### WHAT THE TASK ASKS:
State how many lines of the entries hold the string "dashed". Reply with the number alone.

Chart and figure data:
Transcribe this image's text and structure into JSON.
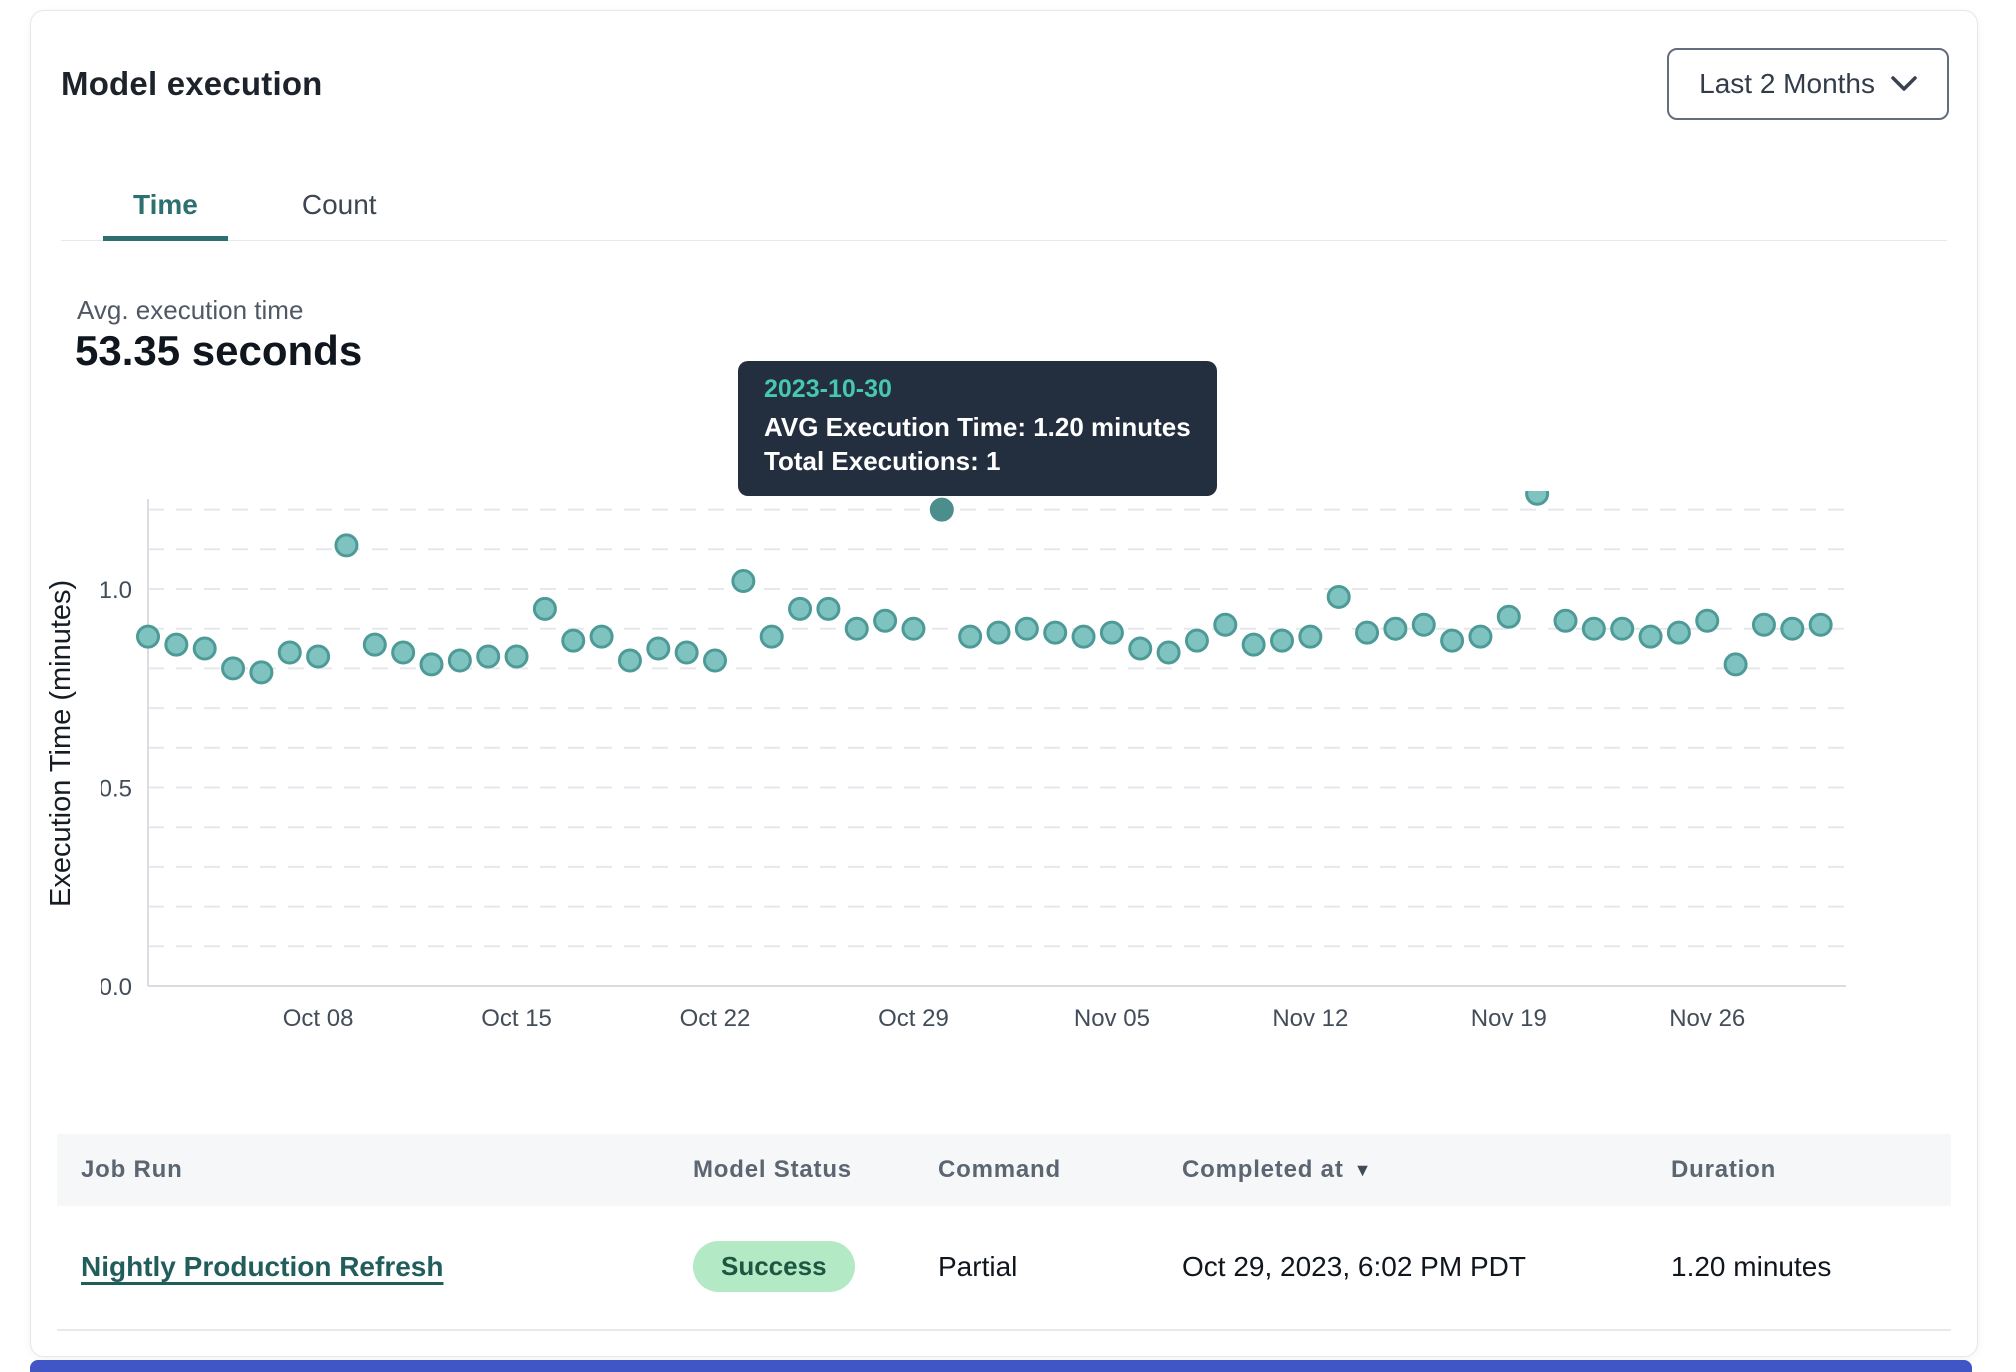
{
  "header": {
    "title": "Model execution"
  },
  "range_selector": {
    "label": "Last 2 Months"
  },
  "tabs": {
    "time": "Time",
    "count": "Count"
  },
  "summary": {
    "label": "Avg. execution time",
    "value": "53.35 seconds"
  },
  "tooltip": {
    "date": "2023-10-30",
    "avg_line": "AVG Execution Time: 1.20 minutes",
    "total_line": "Total Executions: 1"
  },
  "chart_data": {
    "type": "scatter",
    "title": "",
    "xlabel": "",
    "ylabel": "Execution Time (minutes)",
    "ylim": [
      0,
      1.3
    ],
    "yticks": [
      0.0,
      0.5,
      1.0
    ],
    "grid_step": 0.1,
    "grid_max": 1.2,
    "grid_style": "dashed horizontal",
    "legend": "none",
    "x_tick_labels": [
      "Oct 08",
      "Oct 15",
      "Oct 22",
      "Oct 29",
      "Nov 05",
      "Nov 12",
      "Nov 19",
      "Nov 26"
    ],
    "x_tick_day_index": [
      6,
      13,
      20,
      27,
      34,
      41,
      48,
      55
    ],
    "series_name": "AVG Execution Time (minutes)",
    "dates": [
      "2023-10-02",
      "2023-10-03",
      "2023-10-04",
      "2023-10-05",
      "2023-10-06",
      "2023-10-07",
      "2023-10-08",
      "2023-10-09",
      "2023-10-10",
      "2023-10-11",
      "2023-10-12",
      "2023-10-13",
      "2023-10-14",
      "2023-10-15",
      "2023-10-16",
      "2023-10-17",
      "2023-10-18",
      "2023-10-19",
      "2023-10-20",
      "2023-10-21",
      "2023-10-22",
      "2023-10-23",
      "2023-10-24",
      "2023-10-25",
      "2023-10-26",
      "2023-10-27",
      "2023-10-28",
      "2023-10-29",
      "2023-10-30",
      "2023-10-31",
      "2023-11-01",
      "2023-11-02",
      "2023-11-03",
      "2023-11-04",
      "2023-11-05",
      "2023-11-06",
      "2023-11-07",
      "2023-11-08",
      "2023-11-09",
      "2023-11-10",
      "2023-11-11",
      "2023-11-12",
      "2023-11-13",
      "2023-11-14",
      "2023-11-15",
      "2023-11-16",
      "2023-11-17",
      "2023-11-18",
      "2023-11-19",
      "2023-11-20",
      "2023-11-21",
      "2023-11-22",
      "2023-11-23",
      "2023-11-24",
      "2023-11-25",
      "2023-11-26",
      "2023-11-27",
      "2023-11-28",
      "2023-11-29",
      "2023-11-30"
    ],
    "values": [
      0.88,
      0.86,
      0.85,
      0.8,
      0.79,
      0.84,
      0.83,
      1.11,
      0.86,
      0.84,
      0.81,
      0.82,
      0.83,
      0.83,
      0.95,
      0.87,
      0.88,
      0.82,
      0.85,
      0.84,
      0.82,
      1.02,
      0.88,
      0.95,
      0.95,
      0.9,
      0.92,
      0.9,
      1.2,
      0.88,
      0.89,
      0.9,
      0.89,
      0.88,
      0.89,
      0.85,
      0.84,
      0.87,
      0.91,
      0.86,
      0.87,
      0.88,
      0.98,
      0.89,
      0.9,
      0.91,
      0.87,
      0.88,
      0.93,
      1.24,
      0.92,
      0.9,
      0.9,
      0.88,
      0.89,
      0.92,
      0.81,
      0.91,
      0.9,
      0.91
    ],
    "selected_date": "2023-10-30",
    "selected_point": {
      "date": "2023-10-30",
      "avg_execution_time_minutes": 1.2,
      "total_executions": 1
    }
  },
  "table": {
    "columns": [
      {
        "label": "Job Run"
      },
      {
        "label": "Model Status"
      },
      {
        "label": "Command"
      },
      {
        "label": "Completed at",
        "sorted": "desc"
      },
      {
        "label": "Duration"
      }
    ],
    "rows": [
      {
        "job_run": "Nightly Production Refresh",
        "model_status": "Success",
        "command": "Partial",
        "completed_at": "Oct 29, 2023, 6:02 PM PDT",
        "duration": "1.20 minutes"
      }
    ]
  },
  "colors": {
    "accent_teal": "#2e6f6f",
    "dot_fill": "#7ec3c0",
    "dot_stroke": "#4e9a97",
    "dot_selected": "#4b8e8c",
    "tooltip_bg": "#232e3f",
    "tooltip_date": "#46c8ae",
    "badge_bg": "#b3e9c5",
    "badge_text": "#1d5742",
    "link": "#215e5b",
    "grid": "#e6e7ec",
    "axis": "#d9dce1",
    "bottom_strip": "#4156c6"
  }
}
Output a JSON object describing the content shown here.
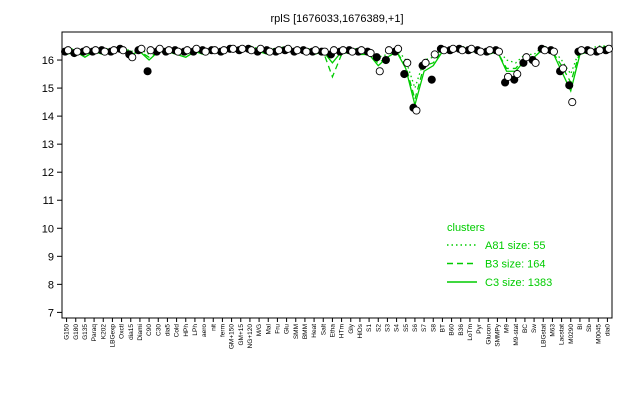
{
  "chart_data": {
    "type": "line",
    "title": "rplS [1676033,1676389,+1]",
    "categories": [
      "G150",
      "G180",
      "G135",
      "Paraq",
      "K202",
      "LBGexp",
      "Oxctl",
      "dia15",
      "Diami",
      "C90",
      "C30",
      "dia5",
      "Cold",
      "HPh",
      "LPh",
      "aero",
      "nit",
      "ferm",
      "GM+150",
      "GM+15",
      "NG+120",
      "M/G",
      "Mal",
      "Fru",
      "Glu",
      "SMM",
      "BMM",
      "Heat",
      "Salt",
      "Etha",
      "HTm",
      "Gly",
      "HiOs",
      "S1",
      "S2",
      "S3",
      "S4",
      "S5",
      "S6",
      "S7",
      "S8",
      "BT",
      "B60",
      "B36",
      "LoTm",
      "Pyr",
      "Glucon",
      "SMMPy",
      "M9",
      "M9-stat",
      "BC",
      "Sw",
      "LBGstat",
      "M63",
      "Lacstat",
      "M0290",
      "Bl",
      "Sb",
      "M0045",
      "dia0"
    ],
    "ylim": [
      6.8,
      17.0
    ],
    "yticks": [
      7,
      8,
      9,
      10,
      11,
      12,
      13,
      14,
      15,
      16
    ],
    "legend_title": "clusters",
    "legend_position": "lower right",
    "points": [
      {
        "style": "filled",
        "color": "#000000",
        "values": [
          16.3,
          16.25,
          16.3,
          16.3,
          16.35,
          16.3,
          16.4,
          16.2,
          16.35,
          15.6,
          16.3,
          16.3,
          16.35,
          16.3,
          16.3,
          16.35,
          16.35,
          16.3,
          16.4,
          16.35,
          16.4,
          16.3,
          16.35,
          16.3,
          16.35,
          16.3,
          16.35,
          16.3,
          16.3,
          16.2,
          16.3,
          16.35,
          16.3,
          16.3,
          16.1,
          16.0,
          16.3,
          15.5,
          14.3,
          15.8,
          15.3,
          16.4,
          16.35,
          16.4,
          16.35,
          16.35,
          16.3,
          16.35,
          15.2,
          15.3,
          15.9,
          16.0,
          16.4,
          16.35,
          15.6,
          15.1,
          16.3,
          16.35,
          16.3,
          16.35
        ]
      },
      {
        "style": "open",
        "color": "#000000",
        "values": [
          16.35,
          16.3,
          16.35,
          16.35,
          16.3,
          16.35,
          16.35,
          16.1,
          16.4,
          16.35,
          16.4,
          16.35,
          16.3,
          16.35,
          16.4,
          16.3,
          16.35,
          16.35,
          16.4,
          16.4,
          16.35,
          16.4,
          16.3,
          16.35,
          16.4,
          16.35,
          16.3,
          16.35,
          16.3,
          16.35,
          16.35,
          16.3,
          16.35,
          16.25,
          15.6,
          16.35,
          16.4,
          15.9,
          14.2,
          15.9,
          16.2,
          16.35,
          16.4,
          16.35,
          16.4,
          16.3,
          16.35,
          16.3,
          15.4,
          15.5,
          16.1,
          15.9,
          16.35,
          16.3,
          15.7,
          14.5,
          16.35,
          16.3,
          16.35,
          16.4
        ]
      }
    ],
    "series": [
      {
        "name": "A81 size: 55",
        "color": "#00cc00",
        "dash": "dotted",
        "values": [
          16.4,
          16.4,
          16.3,
          16.4,
          16.4,
          16.4,
          16.5,
          16.3,
          16.4,
          16.2,
          16.4,
          16.4,
          16.4,
          16.3,
          16.4,
          16.3,
          16.4,
          16.4,
          16.5,
          16.4,
          16.5,
          16.4,
          16.4,
          16.4,
          16.5,
          16.4,
          16.4,
          16.4,
          16.4,
          16.2,
          16.3,
          16.4,
          16.4,
          16.3,
          16.1,
          16.2,
          16.4,
          16.0,
          15.0,
          16.0,
          16.1,
          16.4,
          16.4,
          16.5,
          16.4,
          16.4,
          16.4,
          16.4,
          16.0,
          15.9,
          16.2,
          16.2,
          16.5,
          16.4,
          16.0,
          15.5,
          16.4,
          16.4,
          16.5,
          16.5
        ]
      },
      {
        "name": "B3 size: 164",
        "color": "#00cc00",
        "dash": "dashed",
        "values": [
          16.3,
          16.3,
          16.2,
          16.3,
          16.3,
          16.3,
          16.4,
          16.3,
          16.3,
          16.1,
          16.3,
          16.3,
          16.3,
          16.2,
          16.3,
          16.2,
          16.3,
          16.3,
          16.4,
          16.4,
          16.4,
          16.3,
          16.3,
          16.3,
          16.4,
          16.3,
          16.3,
          16.3,
          16.3,
          15.4,
          16.2,
          16.3,
          16.3,
          16.2,
          15.9,
          16.1,
          16.3,
          15.8,
          14.6,
          15.8,
          15.9,
          16.3,
          16.3,
          16.4,
          16.3,
          16.3,
          16.3,
          16.3,
          15.7,
          15.7,
          16.1,
          16.1,
          16.4,
          16.3,
          15.8,
          15.2,
          16.3,
          16.3,
          16.4,
          16.4
        ]
      },
      {
        "name": "C3 size: 1383",
        "color": "#00cc00",
        "dash": "solid",
        "values": [
          16.2,
          16.3,
          16.1,
          16.3,
          16.2,
          16.3,
          16.4,
          16.2,
          16.3,
          16.0,
          16.3,
          16.3,
          16.2,
          16.1,
          16.3,
          16.2,
          16.3,
          16.2,
          16.4,
          16.3,
          16.4,
          16.3,
          16.2,
          16.3,
          16.4,
          16.3,
          16.3,
          16.2,
          16.3,
          15.9,
          16.3,
          16.3,
          16.2,
          16.2,
          15.8,
          16.1,
          16.3,
          15.7,
          14.4,
          15.6,
          15.8,
          16.3,
          16.3,
          16.4,
          16.3,
          16.3,
          16.2,
          16.3,
          15.6,
          15.6,
          16.0,
          16.1,
          16.4,
          16.3,
          15.6,
          14.9,
          16.2,
          16.3,
          16.4,
          16.5
        ]
      }
    ]
  }
}
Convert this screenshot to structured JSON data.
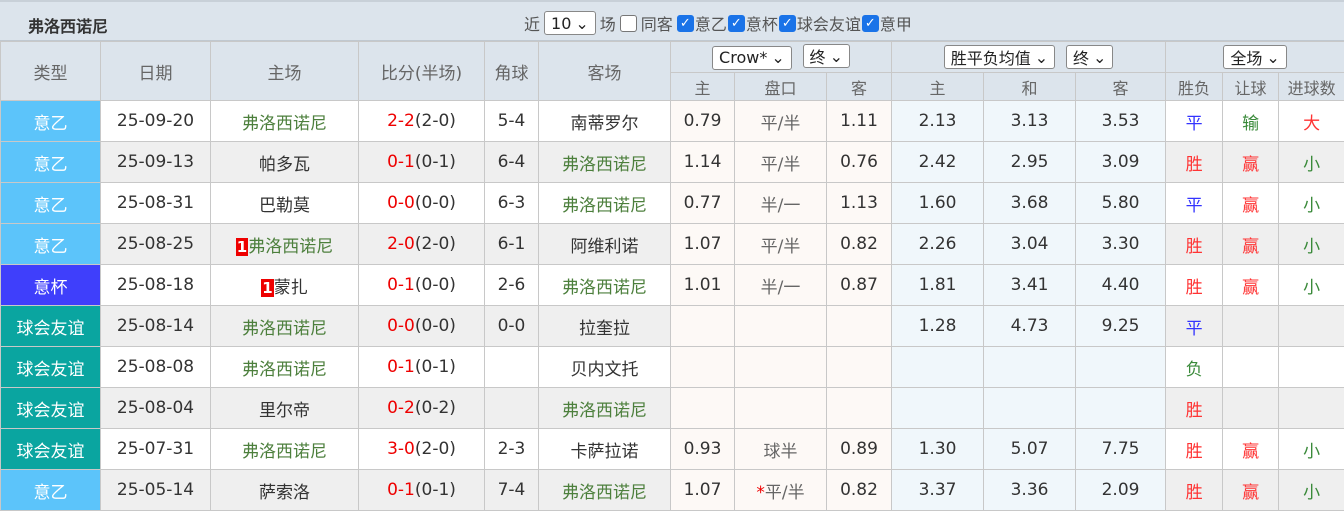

### OUTPUT OF THE EXERCISE:
2